What you have to do: How many lines in the entries below contain "Save"? Answer with the number only.

(A block of data)
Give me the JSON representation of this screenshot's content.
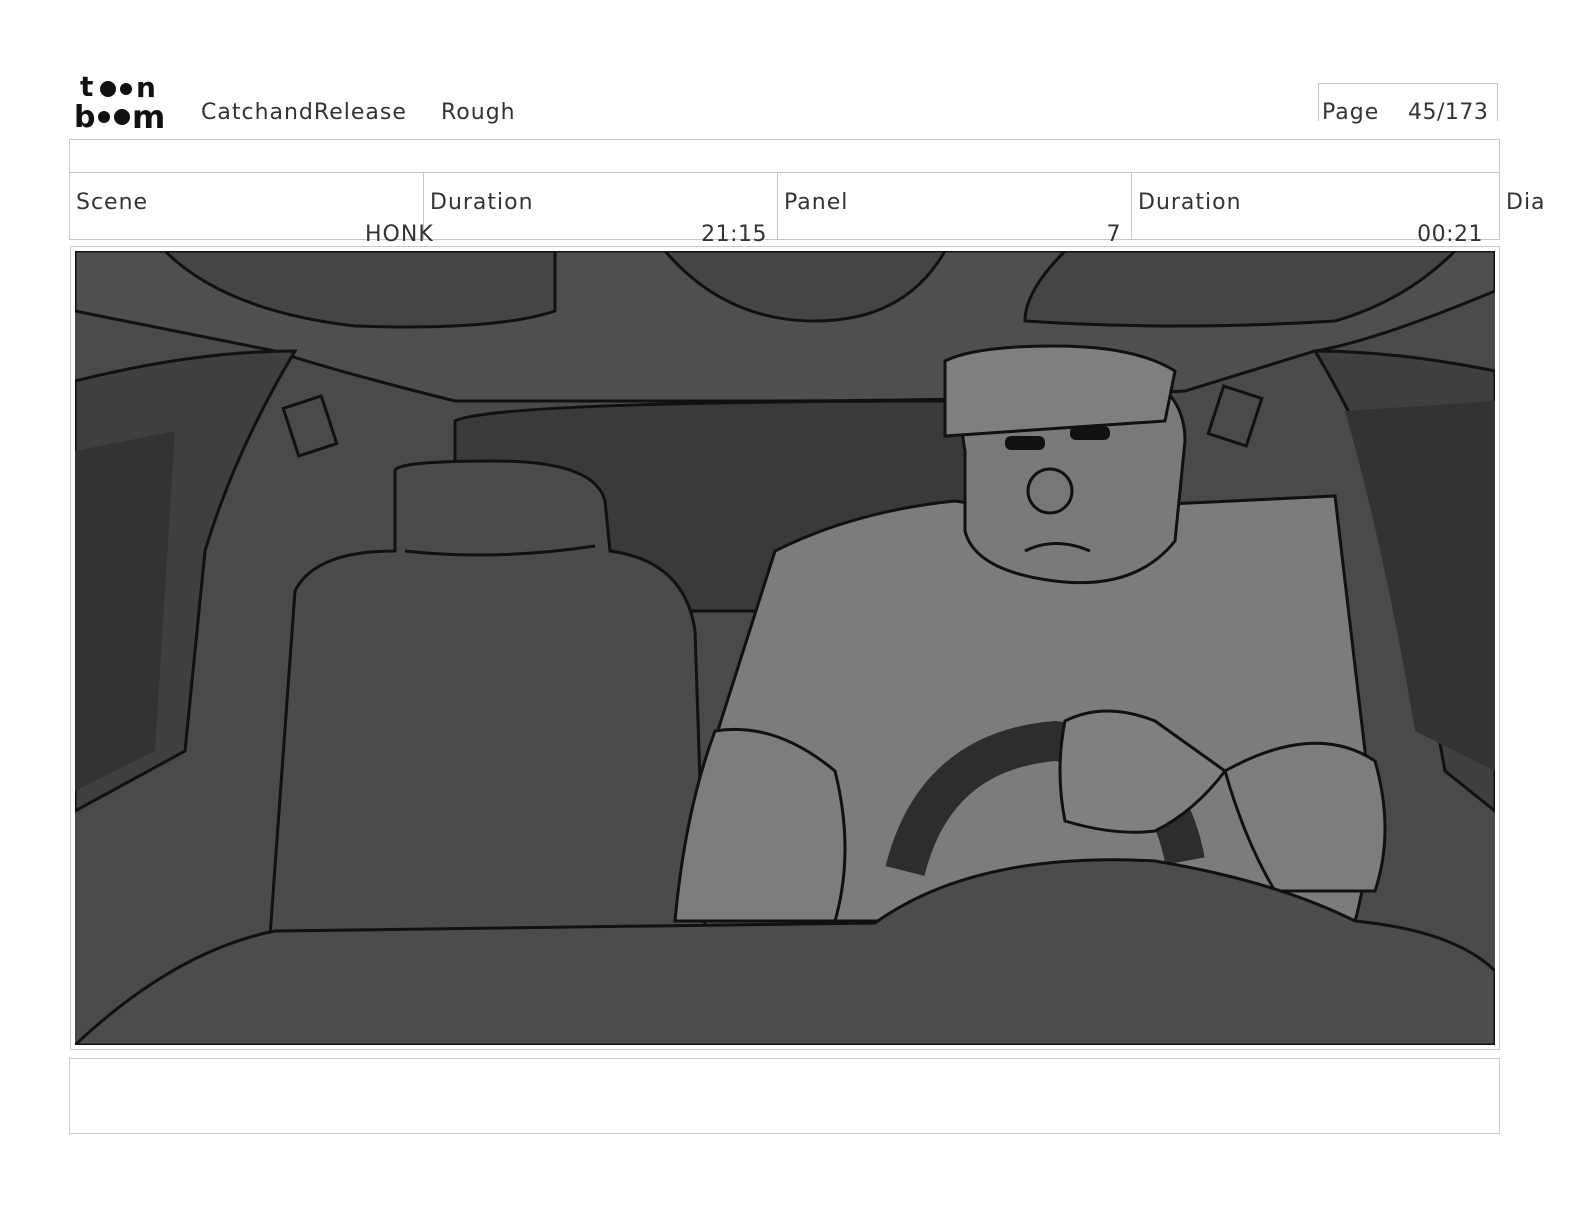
{
  "header": {
    "brand_logo_text": "toon boom",
    "project_name": "CatchandRelease",
    "version": "Rough",
    "page_label": "Page",
    "page_number": "45/173"
  },
  "info_row": {
    "scene_label": "Scene",
    "scene_value": "HONK",
    "scene_duration_label": "Duration",
    "scene_duration_value": "21:15",
    "panel_label": "Panel",
    "panel_value": "7",
    "panel_duration_label": "Duration",
    "panel_duration_value": "00:21",
    "dialogue_label": "Dia"
  },
  "panel_image": {
    "description_icon": "storyboard-frame"
  },
  "notes": {}
}
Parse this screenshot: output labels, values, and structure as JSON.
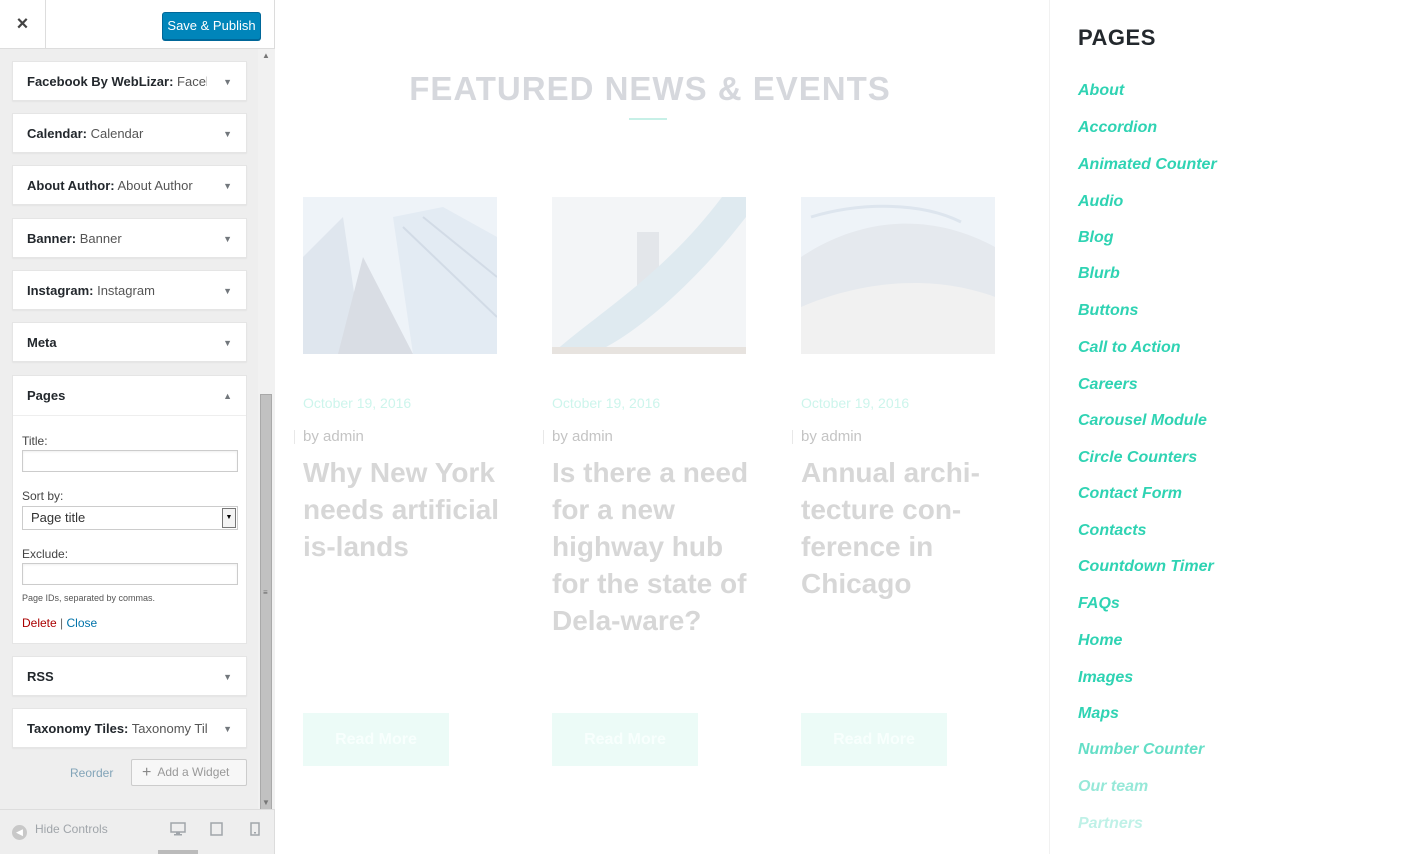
{
  "panel": {
    "close_icon": "×",
    "save_label": "Save & Publish",
    "widgets": [
      {
        "name": "Facebook By WebLizar:",
        "title": "Faceb..."
      },
      {
        "name": "Calendar:",
        "title": "Calendar"
      },
      {
        "name": "About Author:",
        "title": "About Author"
      },
      {
        "name": "Banner:",
        "title": "Banner"
      },
      {
        "name": "Instagram:",
        "title": "Instagram"
      },
      {
        "name": "Meta",
        "title": ""
      }
    ],
    "pages_widget": {
      "name": "Pages",
      "title_label": "Title:",
      "title_value": "",
      "sortby_label": "Sort by:",
      "sortby_value": "Page title",
      "exclude_label": "Exclude:",
      "exclude_value": "",
      "hint": "Page IDs, separated by commas.",
      "delete_label": "Delete",
      "separator": "|",
      "close_label": "Close"
    },
    "widgets_after": [
      {
        "name": "RSS",
        "title": ""
      },
      {
        "name": "Taxonomy Tiles:",
        "title": "Taxonomy Til..."
      }
    ],
    "reorder_label": "Reorder",
    "add_widget_label": "Add a Widget",
    "hide_controls_label": "Hide Controls"
  },
  "preview": {
    "section_title": "FEATURED NEWS & EVENTS",
    "posts": [
      {
        "date": "October 19, 2016",
        "by": "by admin",
        "title": "Why New York needs artificial is-lands",
        "read_more": "Read More"
      },
      {
        "date": "October 19, 2016",
        "by": "by admin",
        "title": "Is there a need for a new highway hub for the state of Dela-ware?",
        "read_more": "Read More"
      },
      {
        "date": "October 19, 2016",
        "by": "by admin",
        "title": "Annual archi-tecture con-ference in Chicago",
        "read_more": "Read More"
      }
    ],
    "sidebar": {
      "title": "PAGES",
      "pages": [
        "About",
        "Accordion",
        "Animated Counter",
        "Audio",
        "Blog",
        "Blurb",
        "Buttons",
        "Call to Action",
        "Careers",
        "Carousel Module",
        "Circle Counters",
        "Contact Form",
        "Contacts",
        "Countdown Timer",
        "FAQs",
        "Home",
        "Images",
        "Maps",
        "Number Counter",
        "Our team",
        "Partners"
      ]
    }
  },
  "colors": {
    "accent": "#2fd3b3",
    "primary_button": "#0085ba",
    "delete": "#a00000",
    "link": "#0073aa"
  }
}
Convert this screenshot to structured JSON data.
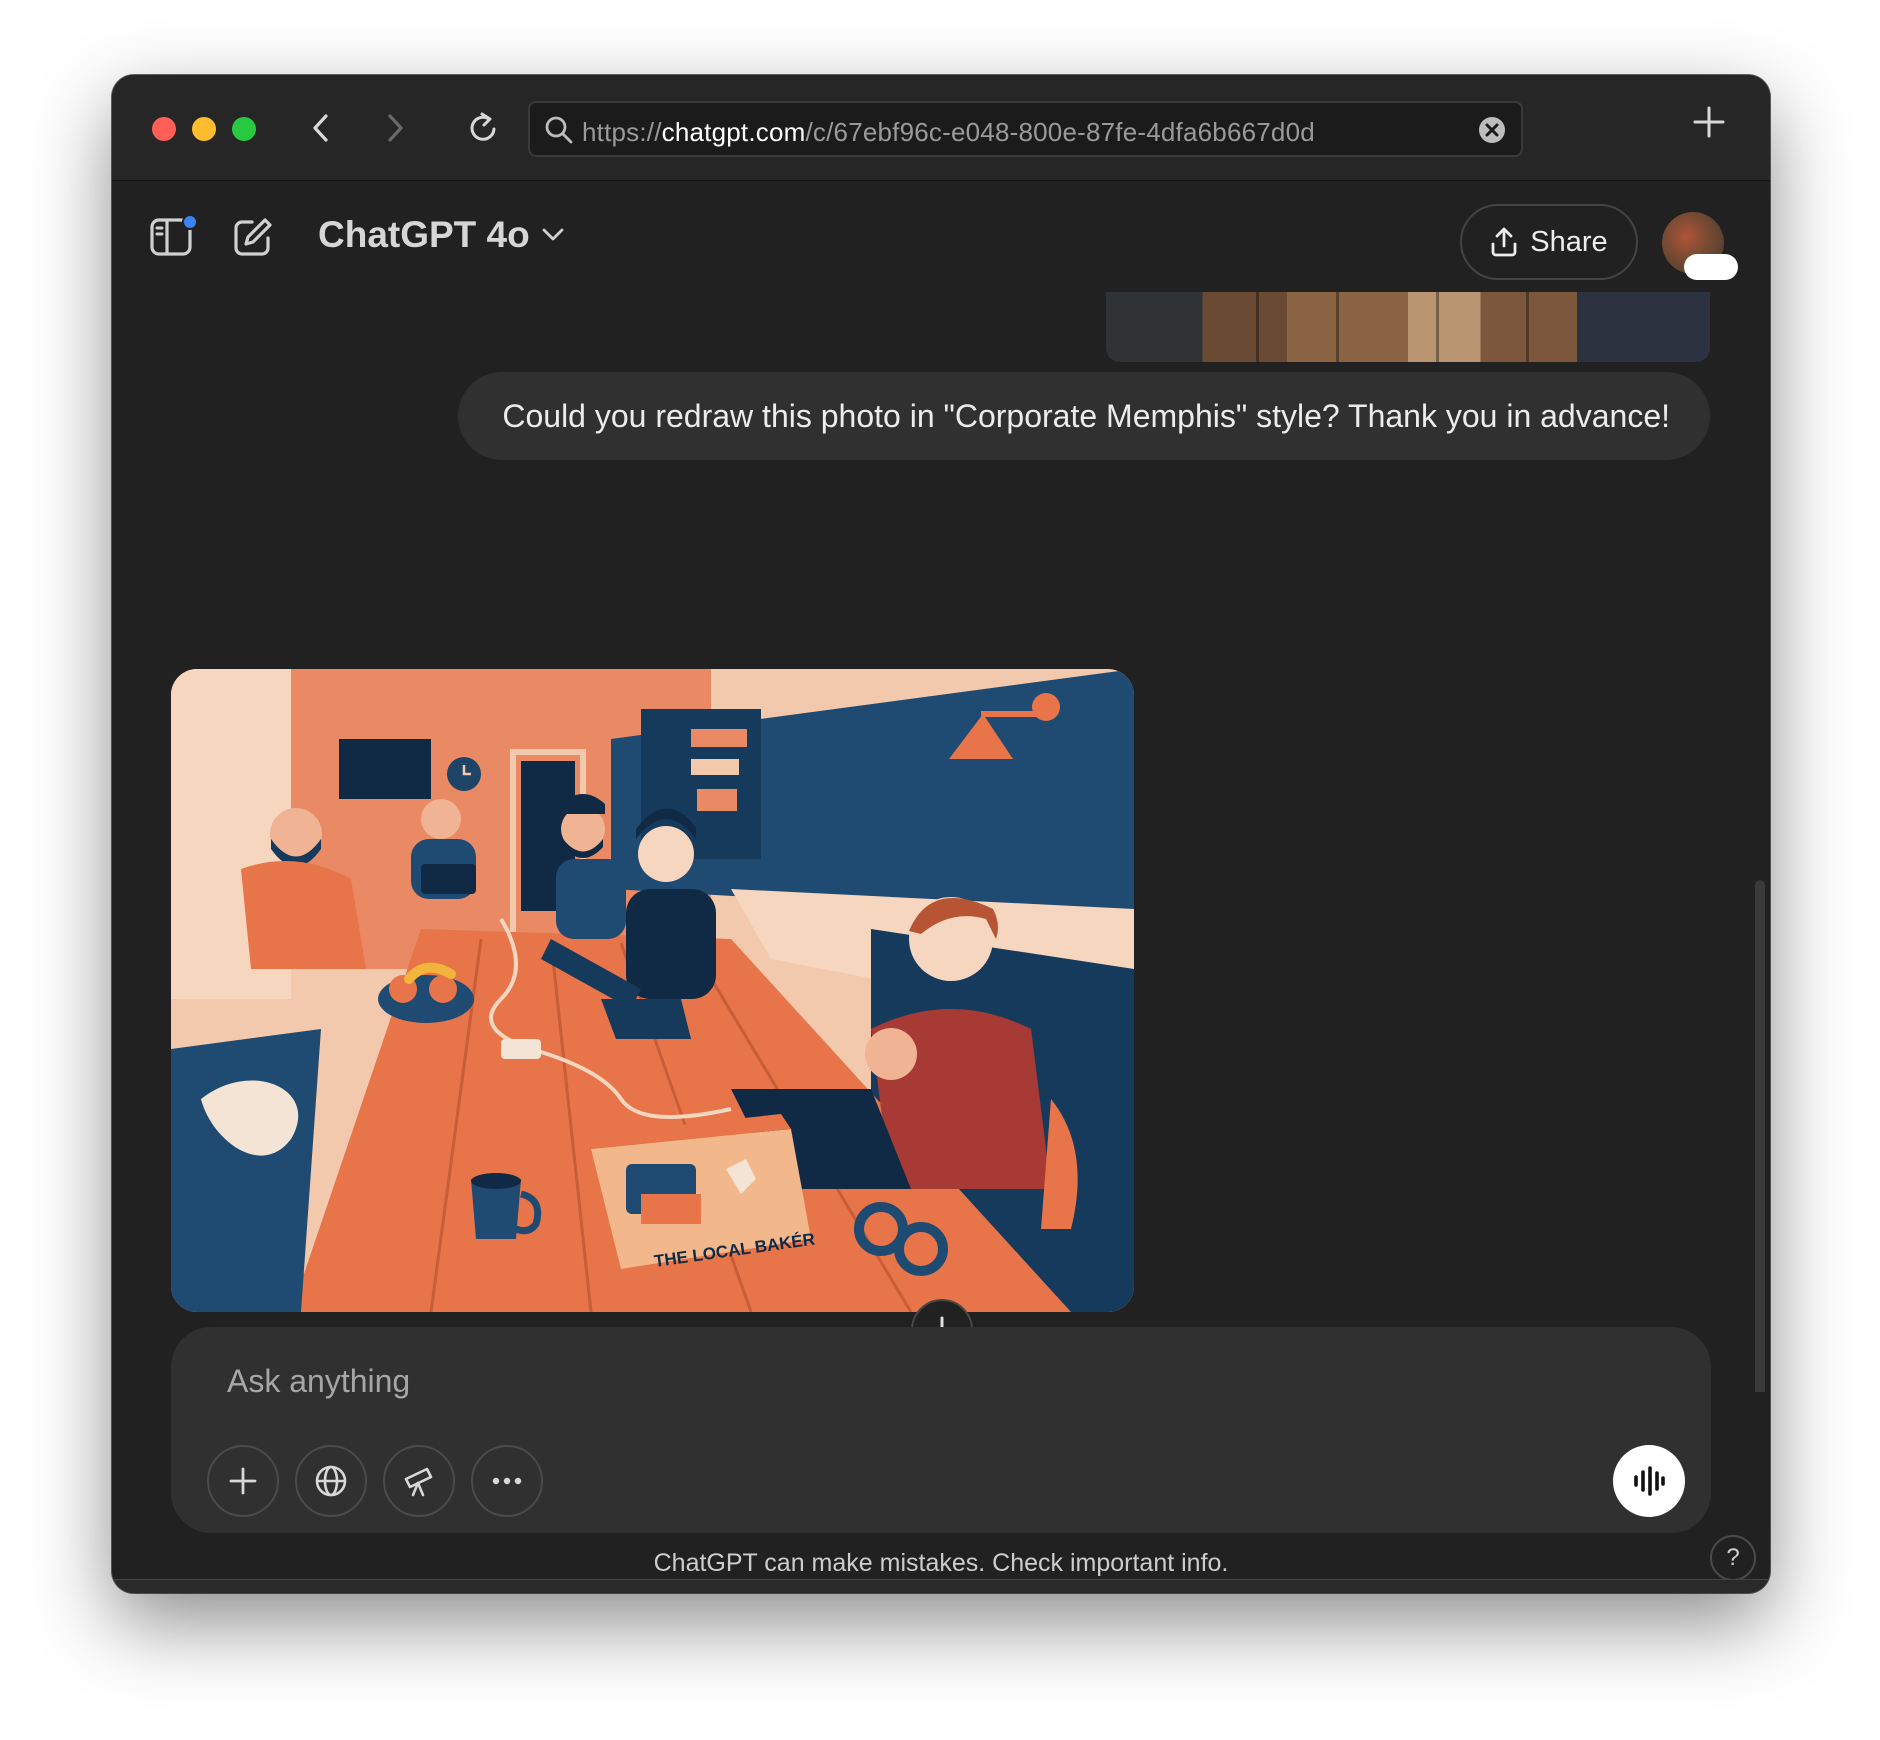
{
  "browser": {
    "url_scheme": "https://",
    "url_host": "chatgpt.com",
    "url_path": "/c/67ebf96c-e048-800e-87fe-4dfa6b667d0d"
  },
  "header": {
    "model_title": "ChatGPT 4o",
    "share_label": "Share"
  },
  "conversation": {
    "user_message": "Could you redraw this photo in \"Corporate Memphis\" style? Thank you in advance!",
    "image_crate_text": "THE LOCAL BAKÉR"
  },
  "composer": {
    "placeholder": "Ask anything"
  },
  "footer": {
    "disclaimer": "ChatGPT can make mistakes. Check important info.",
    "help_label": "?"
  },
  "colors": {
    "window_bg": "#212121",
    "bubble_bg": "#303030",
    "accent_orange": "#e8744a",
    "accent_navy": "#1f3f62"
  },
  "icons": [
    "sidebar-icon",
    "compose-icon",
    "chevron-down-icon",
    "share-icon",
    "search-icon",
    "close-icon",
    "plus-icon",
    "globe-icon",
    "telescope-icon",
    "more-icon",
    "voice-icon",
    "arrow-down-icon",
    "back-icon",
    "forward-icon",
    "reload-icon"
  ]
}
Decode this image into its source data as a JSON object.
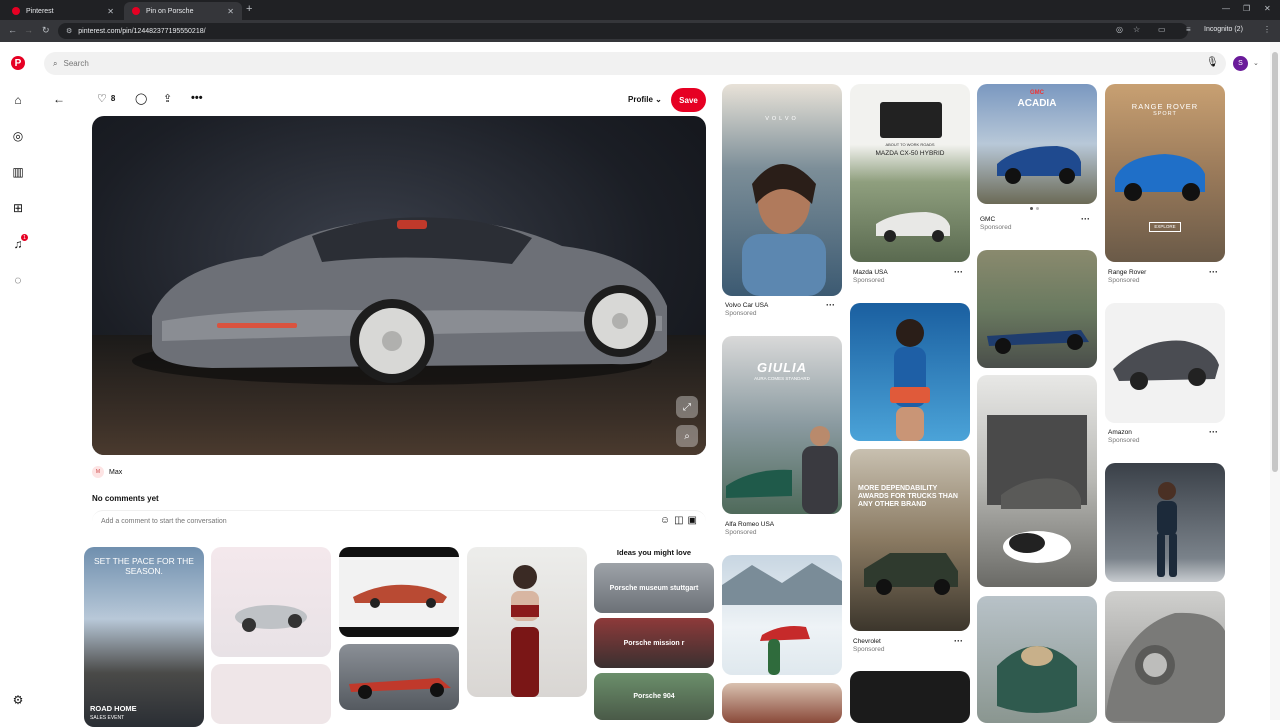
{
  "browser": {
    "tabs": [
      {
        "title": "Pinterest"
      },
      {
        "title": "Pin on Porsche"
      }
    ],
    "url": "pinterest.com/pin/1244823771955502​18/",
    "profile_label": "Incognito (2)"
  },
  "search": {
    "placeholder": "Search"
  },
  "user": {
    "initial": "S"
  },
  "rail": {
    "notification_count": "1"
  },
  "pin": {
    "like_count": "8",
    "profile_label": "Profile",
    "save_label": "Save",
    "author_initial": "M",
    "author_name": "Max",
    "no_comments": "No comments yet",
    "comment_placeholder": "Add a comment to start the conversation"
  },
  "ideas": {
    "title": "Ideas you might love",
    "items": [
      "Porsche museum stuttgart",
      "Porsche mission r",
      "Porsche 904"
    ]
  },
  "pins": {
    "bmw_headline": "SET THE PACE FOR THE SEASON.",
    "bmw_footer": "ROAD HOME",
    "bmw_sub": "SALES EVENT",
    "volvo_brand": "VOLVO",
    "volvo_name": "Volvo Car USA",
    "mazda_head": "ABOUT TO WORK ROADS",
    "mazda_model": "MAZDA CX-50 HYBRID",
    "mazda_name": "Mazda USA",
    "gmc_brand": "GMC",
    "gmc_model": "ACADIA",
    "gmc_name": "GMC",
    "rr_brand": "RANGE ROVER",
    "rr_sub": "SPORT",
    "rr_cta": "EXPLORE",
    "rr_name": "Range Rover",
    "giulia_title": "GIULIA",
    "giulia_sub": "AURA COMES STANDARD",
    "alfa_name": "Alfa Romeo USA",
    "chevy_text": "MORE DEPENDABILITY AWARDS FOR TRUCKS THAN ANY OTHER BRAND",
    "chevy_name": "Chevrolet",
    "amazon_name": "Amazon",
    "sponsored": "Sponsored"
  }
}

Solution for this problem: 2